## Job:
Please quote every line word for word.

## Provided information:
* Start *

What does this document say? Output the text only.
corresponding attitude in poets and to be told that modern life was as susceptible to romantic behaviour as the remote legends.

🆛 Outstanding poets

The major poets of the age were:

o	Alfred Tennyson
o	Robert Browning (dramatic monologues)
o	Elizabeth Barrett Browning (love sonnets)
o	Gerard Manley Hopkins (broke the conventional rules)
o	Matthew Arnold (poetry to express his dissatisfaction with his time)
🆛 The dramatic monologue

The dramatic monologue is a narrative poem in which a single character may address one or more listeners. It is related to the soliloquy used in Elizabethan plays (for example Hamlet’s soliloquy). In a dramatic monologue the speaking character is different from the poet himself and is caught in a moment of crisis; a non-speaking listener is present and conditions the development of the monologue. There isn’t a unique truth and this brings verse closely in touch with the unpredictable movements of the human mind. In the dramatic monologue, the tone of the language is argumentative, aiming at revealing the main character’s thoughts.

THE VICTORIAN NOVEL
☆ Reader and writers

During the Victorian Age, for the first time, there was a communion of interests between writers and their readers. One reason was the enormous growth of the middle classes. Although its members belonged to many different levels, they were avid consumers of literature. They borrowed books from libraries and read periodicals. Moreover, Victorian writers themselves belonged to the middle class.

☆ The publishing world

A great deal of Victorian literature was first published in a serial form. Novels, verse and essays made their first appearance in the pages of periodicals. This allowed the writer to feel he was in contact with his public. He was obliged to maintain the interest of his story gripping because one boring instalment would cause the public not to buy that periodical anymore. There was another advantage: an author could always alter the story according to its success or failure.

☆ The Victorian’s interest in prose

* End *

## Answer for this exercise:
What does this document say? Output the text only.
corresponding attitude in poets and to be told that modern life was as susceptible to romantic behaviour as the remote legends.

🆛 Outstanding poets

The major poets of the age were:

o	Alfred Tennyson
o	Robert Browning (dramatic monologues)
o	Elizabeth Barrett Browning (love sonnets)
o	Gerard Manley Hopkins (broke the conventional rules)
o	Matthew Arnold (poetry to express his dissatisfaction with his time)
🆛 The dramatic monologue

The dramatic monologue is a narrative poem in which a single character may address one or more listeners. It is related to the soliloquy used in Elizabethan plays (for example Hamlet’s soliloquy). In a dramatic monologue the speaking character is different from the poet himself and is caught in a moment of crisis; a non-speaking listener is present and conditions the development of the monologue. There isn’t a unique truth and this brings verse closely in touch with the unpredictable movements of the human mind. In the dramatic monologue, the tone of the language is argumentative, aiming at revealing the main character’s thoughts.

THE VICTORIAN NOVEL
☆ Reader and writers

During the Victorian Age, for the first time, there was a communion of interests between writers and their readers. One reason was the enormous growth of the middle classes. Although its members belonged to many different levels, they were avid consumers of literature. They borrowed books from libraries and read periodicals. Moreover, Victorian writers themselves belonged to the middle class.

☆ The publishing world

A great deal of Victorian literature was first published in a serial form. Novels, verse and essays made their first appearance in the pages of periodicals. This allowed the writer to feel he was in contact with his public. He was obliged to maintain the interest of his story gripping because one boring instalment would cause the public not to buy that periodical anymore. There was another advantage: an author could always alter the story according to its success or failure.

☆ The Victorian’s interest in prose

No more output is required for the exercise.